> **WORK TO COMPLETE**:
Set down the whole listing verbatim.

(Figure content listings)
---

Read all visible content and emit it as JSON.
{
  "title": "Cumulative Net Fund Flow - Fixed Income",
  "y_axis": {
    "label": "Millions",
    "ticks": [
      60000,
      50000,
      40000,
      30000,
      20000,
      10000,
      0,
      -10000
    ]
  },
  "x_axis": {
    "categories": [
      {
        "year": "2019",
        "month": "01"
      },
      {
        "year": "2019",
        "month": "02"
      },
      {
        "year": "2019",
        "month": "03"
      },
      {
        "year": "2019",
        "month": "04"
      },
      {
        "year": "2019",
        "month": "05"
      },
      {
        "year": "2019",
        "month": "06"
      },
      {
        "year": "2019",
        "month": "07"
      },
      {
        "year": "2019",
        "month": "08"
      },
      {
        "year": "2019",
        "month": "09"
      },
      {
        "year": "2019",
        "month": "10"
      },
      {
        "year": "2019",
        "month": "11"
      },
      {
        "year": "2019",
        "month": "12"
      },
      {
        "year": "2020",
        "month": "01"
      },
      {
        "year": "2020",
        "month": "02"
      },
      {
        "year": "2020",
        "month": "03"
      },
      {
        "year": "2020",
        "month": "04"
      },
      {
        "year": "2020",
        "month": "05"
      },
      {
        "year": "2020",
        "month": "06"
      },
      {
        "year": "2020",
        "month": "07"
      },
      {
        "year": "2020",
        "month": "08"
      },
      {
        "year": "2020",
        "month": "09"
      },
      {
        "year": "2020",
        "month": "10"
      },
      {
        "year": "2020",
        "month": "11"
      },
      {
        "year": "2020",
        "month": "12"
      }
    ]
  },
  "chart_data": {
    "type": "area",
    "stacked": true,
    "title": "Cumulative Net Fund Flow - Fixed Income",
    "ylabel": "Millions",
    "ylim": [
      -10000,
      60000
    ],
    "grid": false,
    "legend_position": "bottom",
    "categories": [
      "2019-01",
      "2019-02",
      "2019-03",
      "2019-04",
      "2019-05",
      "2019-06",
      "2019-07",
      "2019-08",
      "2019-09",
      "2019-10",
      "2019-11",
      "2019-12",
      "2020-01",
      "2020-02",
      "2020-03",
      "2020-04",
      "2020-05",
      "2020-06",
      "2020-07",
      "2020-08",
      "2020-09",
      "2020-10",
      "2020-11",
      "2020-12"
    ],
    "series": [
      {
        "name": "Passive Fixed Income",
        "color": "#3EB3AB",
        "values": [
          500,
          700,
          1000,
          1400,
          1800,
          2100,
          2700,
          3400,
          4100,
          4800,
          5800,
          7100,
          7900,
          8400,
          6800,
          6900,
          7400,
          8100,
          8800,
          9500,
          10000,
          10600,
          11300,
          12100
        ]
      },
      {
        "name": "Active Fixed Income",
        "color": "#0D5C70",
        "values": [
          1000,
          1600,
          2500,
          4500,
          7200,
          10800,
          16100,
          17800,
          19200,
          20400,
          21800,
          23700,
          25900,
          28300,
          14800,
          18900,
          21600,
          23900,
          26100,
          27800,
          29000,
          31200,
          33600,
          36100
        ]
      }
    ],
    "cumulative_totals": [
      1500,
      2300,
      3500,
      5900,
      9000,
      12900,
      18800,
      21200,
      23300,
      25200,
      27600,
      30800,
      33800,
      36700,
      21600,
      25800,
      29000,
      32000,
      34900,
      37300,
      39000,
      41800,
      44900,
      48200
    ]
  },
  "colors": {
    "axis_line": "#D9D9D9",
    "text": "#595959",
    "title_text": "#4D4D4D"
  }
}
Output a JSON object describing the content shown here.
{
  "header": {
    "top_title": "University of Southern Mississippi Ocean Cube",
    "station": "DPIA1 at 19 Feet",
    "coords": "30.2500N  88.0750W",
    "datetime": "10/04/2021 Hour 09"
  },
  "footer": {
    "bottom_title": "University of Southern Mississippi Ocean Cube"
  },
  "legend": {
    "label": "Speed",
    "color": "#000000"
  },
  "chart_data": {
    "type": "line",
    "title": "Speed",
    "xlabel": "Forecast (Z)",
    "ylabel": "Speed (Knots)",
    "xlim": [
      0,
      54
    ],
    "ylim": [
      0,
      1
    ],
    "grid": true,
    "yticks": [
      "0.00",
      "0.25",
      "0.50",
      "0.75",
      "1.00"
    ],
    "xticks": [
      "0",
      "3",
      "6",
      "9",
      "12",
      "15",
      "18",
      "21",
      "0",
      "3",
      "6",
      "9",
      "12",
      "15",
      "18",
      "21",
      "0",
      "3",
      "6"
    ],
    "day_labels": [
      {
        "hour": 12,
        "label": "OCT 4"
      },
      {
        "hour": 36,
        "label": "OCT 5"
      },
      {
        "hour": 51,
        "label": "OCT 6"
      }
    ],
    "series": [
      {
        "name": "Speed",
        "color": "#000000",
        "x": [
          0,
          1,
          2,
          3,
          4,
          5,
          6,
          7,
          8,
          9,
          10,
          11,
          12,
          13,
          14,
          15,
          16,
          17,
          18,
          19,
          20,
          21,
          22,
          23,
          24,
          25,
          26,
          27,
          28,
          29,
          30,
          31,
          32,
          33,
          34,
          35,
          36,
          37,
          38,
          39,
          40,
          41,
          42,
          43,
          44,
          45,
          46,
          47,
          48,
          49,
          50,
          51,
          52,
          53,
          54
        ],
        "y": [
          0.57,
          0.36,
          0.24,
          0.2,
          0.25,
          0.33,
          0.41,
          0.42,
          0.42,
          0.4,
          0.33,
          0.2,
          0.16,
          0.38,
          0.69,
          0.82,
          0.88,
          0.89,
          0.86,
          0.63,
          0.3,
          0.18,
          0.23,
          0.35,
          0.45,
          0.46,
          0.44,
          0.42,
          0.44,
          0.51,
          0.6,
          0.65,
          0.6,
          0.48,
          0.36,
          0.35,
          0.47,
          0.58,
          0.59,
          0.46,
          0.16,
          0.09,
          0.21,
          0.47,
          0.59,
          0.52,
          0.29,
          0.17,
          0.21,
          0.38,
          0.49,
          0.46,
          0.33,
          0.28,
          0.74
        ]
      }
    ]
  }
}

---

> **SOLVED EXERCISE**:
Read all visible content and emit it as JSON.
{
  "title": "Cumulative Net Fund Flow - Fixed Income",
  "y_axis": {
    "label": "Millions",
    "ticks": [
      60000,
      50000,
      40000,
      30000,
      20000,
      10000,
      0,
      -10000
    ]
  },
  "x_axis": {
    "categories": [
      {
        "year": "2019",
        "month": "01"
      },
      {
        "year": "2019",
        "month": "02"
      },
      {
        "year": "2019",
        "month": "03"
      },
      {
        "year": "2019",
        "month": "04"
      },
      {
        "year": "2019",
        "month": "05"
      },
      {
        "year": "2019",
        "month": "06"
      },
      {
        "year": "2019",
        "month": "07"
      },
      {
        "year": "2019",
        "month": "08"
      },
      {
        "year": "2019",
        "month": "09"
      },
      {
        "year": "2019",
        "month": "10"
      },
      {
        "year": "2019",
        "month": "11"
      },
      {
        "year": "2019",
        "month": "12"
      },
      {
        "year": "2020",
        "month": "01"
      },
      {
        "year": "2020",
        "month": "02"
      },
      {
        "year": "2020",
        "month": "03"
      },
      {
        "year": "2020",
        "month": "04"
      },
      {
        "year": "2020",
        "month": "05"
      },
      {
        "year": "2020",
        "month": "06"
      },
      {
        "year": "2020",
        "month": "07"
      },
      {
        "year": "2020",
        "month": "08"
      },
      {
        "year": "2020",
        "month": "09"
      },
      {
        "year": "2020",
        "month": "10"
      },
      {
        "year": "2020",
        "month": "11"
      },
      {
        "year": "2020",
        "month": "12"
      }
    ]
  },
  "chart_data": {
    "type": "area",
    "stacked": true,
    "title": "Cumulative Net Fund Flow - Fixed Income",
    "ylabel": "Millions",
    "ylim": [
      -10000,
      60000
    ],
    "grid": false,
    "legend_position": "bottom",
    "categories": [
      "2019-01",
      "2019-02",
      "2019-03",
      "2019-04",
      "2019-05",
      "2019-06",
      "2019-07",
      "2019-08",
      "2019-09",
      "2019-10",
      "2019-11",
      "2019-12",
      "2020-01",
      "2020-02",
      "2020-03",
      "2020-04",
      "2020-05",
      "2020-06",
      "2020-07",
      "2020-08",
      "2020-09",
      "2020-10",
      "2020-11",
      "2020-12"
    ],
    "series": [
      {
        "name": "Passive Fixed Income",
        "color": "#3EB3AB",
        "values": [
          500,
          700,
          1000,
          1400,
          1800,
          2100,
          2700,
          3400,
          4100,
          4800,
          5800,
          7100,
          7900,
          8400,
          6800,
          6900,
          7400,
          8100,
          8800,
          9500,
          10000,
          10600,
          11300,
          12100
        ]
      },
      {
        "name": "Active Fixed Income",
        "color": "#0D5C70",
        "values": [
          1000,
          1600,
          2500,
          4500,
          7200,
          10800,
          16100,
          17800,
          19200,
          20400,
          21800,
          23700,
          25900,
          28300,
          14800,
          18900,
          21600,
          23900,
          26100,
          27800,
          29000,
          31200,
          33600,
          36100
        ]
      }
    ],
    "cumulative_totals": [
      1500,
      2300,
      3500,
      5900,
      9000,
      12900,
      18800,
      21200,
      23300,
      25200,
      27600,
      30800,
      33800,
      36700,
      21600,
      25800,
      29000,
      32000,
      34900,
      37300,
      39000,
      41800,
      44900,
      48200
    ]
  },
  "colors": {
    "axis_line": "#D9D9D9",
    "text": "#595959",
    "title_text": "#4D4D4D"
  }
}
Output a JSON object describing the content shown here.
{
  "header": {
    "top_title": "University of Southern Mississippi Ocean Cube",
    "station": "DPIA1 at 19 Feet",
    "coords": "30.2500N  88.0750W",
    "datetime": "10/04/2021 Hour 09"
  },
  "footer": {
    "bottom_title": "University of Southern Mississippi Ocean Cube"
  },
  "legend": {
    "label": "Speed",
    "color": "#000000"
  },
  "chart_data": {
    "type": "line",
    "title": "Speed",
    "xlabel": "Forecast (Z)",
    "ylabel": "Speed (Knots)",
    "xlim": [
      0,
      54
    ],
    "ylim": [
      0,
      1
    ],
    "grid": true,
    "yticks": [
      "0.00",
      "0.25",
      "0.50",
      "0.75",
      "1.00"
    ],
    "xticks": [
      "0",
      "3",
      "6",
      "9",
      "12",
      "15",
      "18",
      "21",
      "0",
      "3",
      "6",
      "9",
      "12",
      "15",
      "18",
      "21",
      "0",
      "3",
      "6"
    ],
    "day_labels": [
      {
        "hour": 12,
        "label": "OCT 4"
      },
      {
        "hour": 36,
        "label": "OCT 5"
      },
      {
        "hour": 51,
        "label": "OCT 6"
      }
    ],
    "series": [
      {
        "name": "Speed",
        "color": "#000000",
        "x": [
          0,
          1,
          2,
          3,
          4,
          5,
          6,
          7,
          8,
          9,
          10,
          11,
          12,
          13,
          14,
          15,
          16,
          17,
          18,
          19,
          20,
          21,
          22,
          23,
          24,
          25,
          26,
          27,
          28,
          29,
          30,
          31,
          32,
          33,
          34,
          35,
          36,
          37,
          38,
          39,
          40,
          41,
          42,
          43,
          44,
          45,
          46,
          47,
          48,
          49,
          50,
          51,
          52,
          53,
          54
        ],
        "y": [
          0.57,
          0.36,
          0.24,
          0.2,
          0.25,
          0.33,
          0.41,
          0.42,
          0.42,
          0.4,
          0.33,
          0.2,
          0.16,
          0.38,
          0.69,
          0.82,
          0.88,
          0.89,
          0.86,
          0.63,
          0.3,
          0.18,
          0.23,
          0.35,
          0.45,
          0.46,
          0.44,
          0.42,
          0.44,
          0.51,
          0.6,
          0.65,
          0.6,
          0.48,
          0.36,
          0.35,
          0.47,
          0.58,
          0.59,
          0.46,
          0.16,
          0.09,
          0.21,
          0.47,
          0.59,
          0.52,
          0.29,
          0.17,
          0.21,
          0.38,
          0.49,
          0.46,
          0.33,
          0.28,
          0.74
        ]
      }
    ]
  }
}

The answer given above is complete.